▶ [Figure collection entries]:
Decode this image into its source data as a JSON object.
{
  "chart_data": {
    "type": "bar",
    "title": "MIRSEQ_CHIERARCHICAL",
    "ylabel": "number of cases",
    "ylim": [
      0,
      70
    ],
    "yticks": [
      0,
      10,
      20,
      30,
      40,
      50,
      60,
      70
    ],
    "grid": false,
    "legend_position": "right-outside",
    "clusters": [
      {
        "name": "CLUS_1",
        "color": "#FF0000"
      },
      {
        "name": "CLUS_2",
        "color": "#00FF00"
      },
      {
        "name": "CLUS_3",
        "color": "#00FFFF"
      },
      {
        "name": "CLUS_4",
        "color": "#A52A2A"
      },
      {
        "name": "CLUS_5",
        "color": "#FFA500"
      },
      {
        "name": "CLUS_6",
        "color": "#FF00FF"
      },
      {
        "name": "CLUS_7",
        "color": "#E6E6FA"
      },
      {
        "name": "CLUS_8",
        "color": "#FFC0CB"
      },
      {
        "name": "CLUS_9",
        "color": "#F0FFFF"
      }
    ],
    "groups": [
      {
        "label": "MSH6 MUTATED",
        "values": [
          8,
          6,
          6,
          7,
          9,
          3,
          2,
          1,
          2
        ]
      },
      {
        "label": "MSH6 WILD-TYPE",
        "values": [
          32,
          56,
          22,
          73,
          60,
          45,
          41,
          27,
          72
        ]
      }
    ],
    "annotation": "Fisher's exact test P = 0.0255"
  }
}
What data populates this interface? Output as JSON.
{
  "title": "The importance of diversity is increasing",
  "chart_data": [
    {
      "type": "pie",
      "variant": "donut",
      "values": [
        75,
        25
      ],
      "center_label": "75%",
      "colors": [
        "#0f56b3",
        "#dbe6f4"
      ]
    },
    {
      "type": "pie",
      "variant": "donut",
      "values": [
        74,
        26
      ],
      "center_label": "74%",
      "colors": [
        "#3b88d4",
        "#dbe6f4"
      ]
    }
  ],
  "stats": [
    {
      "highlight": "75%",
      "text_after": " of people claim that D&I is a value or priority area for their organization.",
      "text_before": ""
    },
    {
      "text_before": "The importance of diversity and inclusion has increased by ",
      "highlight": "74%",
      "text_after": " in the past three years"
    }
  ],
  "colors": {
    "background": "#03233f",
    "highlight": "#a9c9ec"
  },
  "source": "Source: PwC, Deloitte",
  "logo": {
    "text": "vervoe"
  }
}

▶ [PROBLEM TO SOLVE]:
Extract the listing in its entirety, matching it exactly.

▶ [FINAL RESULT]:
Decode this image into its source data as a JSON object.
{
  "chart_data": {
    "type": "bar",
    "title": "MIRSEQ_CHIERARCHICAL",
    "ylabel": "number of cases",
    "ylim": [
      0,
      70
    ],
    "yticks": [
      0,
      10,
      20,
      30,
      40,
      50,
      60,
      70
    ],
    "grid": false,
    "legend_position": "right-outside",
    "clusters": [
      {
        "name": "CLUS_1",
        "color": "#FF0000"
      },
      {
        "name": "CLUS_2",
        "color": "#00FF00"
      },
      {
        "name": "CLUS_3",
        "color": "#00FFFF"
      },
      {
        "name": "CLUS_4",
        "color": "#A52A2A"
      },
      {
        "name": "CLUS_5",
        "color": "#FFA500"
      },
      {
        "name": "CLUS_6",
        "color": "#FF00FF"
      },
      {
        "name": "CLUS_7",
        "color": "#E6E6FA"
      },
      {
        "name": "CLUS_8",
        "color": "#FFC0CB"
      },
      {
        "name": "CLUS_9",
        "color": "#F0FFFF"
      }
    ],
    "groups": [
      {
        "label": "MSH6 MUTATED",
        "values": [
          8,
          6,
          6,
          7,
          9,
          3,
          2,
          1,
          2
        ]
      },
      {
        "label": "MSH6 WILD-TYPE",
        "values": [
          32,
          56,
          22,
          73,
          60,
          45,
          41,
          27,
          72
        ]
      }
    ],
    "annotation": "Fisher's exact test P = 0.0255"
  }
}
What data populates this interface? Output as JSON.
{
  "title": "The importance of diversity is increasing",
  "chart_data": [
    {
      "type": "pie",
      "variant": "donut",
      "values": [
        75,
        25
      ],
      "center_label": "75%",
      "colors": [
        "#0f56b3",
        "#dbe6f4"
      ]
    },
    {
      "type": "pie",
      "variant": "donut",
      "values": [
        74,
        26
      ],
      "center_label": "74%",
      "colors": [
        "#3b88d4",
        "#dbe6f4"
      ]
    }
  ],
  "stats": [
    {
      "highlight": "75%",
      "text_after": " of people claim that D&I is a value or priority area for their organization.",
      "text_before": ""
    },
    {
      "text_before": "The importance of diversity and inclusion has increased by ",
      "highlight": "74%",
      "text_after": " in the past three years"
    }
  ],
  "colors": {
    "background": "#03233f",
    "highlight": "#a9c9ec"
  },
  "source": "Source: PwC, Deloitte",
  "logo": {
    "text": "vervoe"
  }
}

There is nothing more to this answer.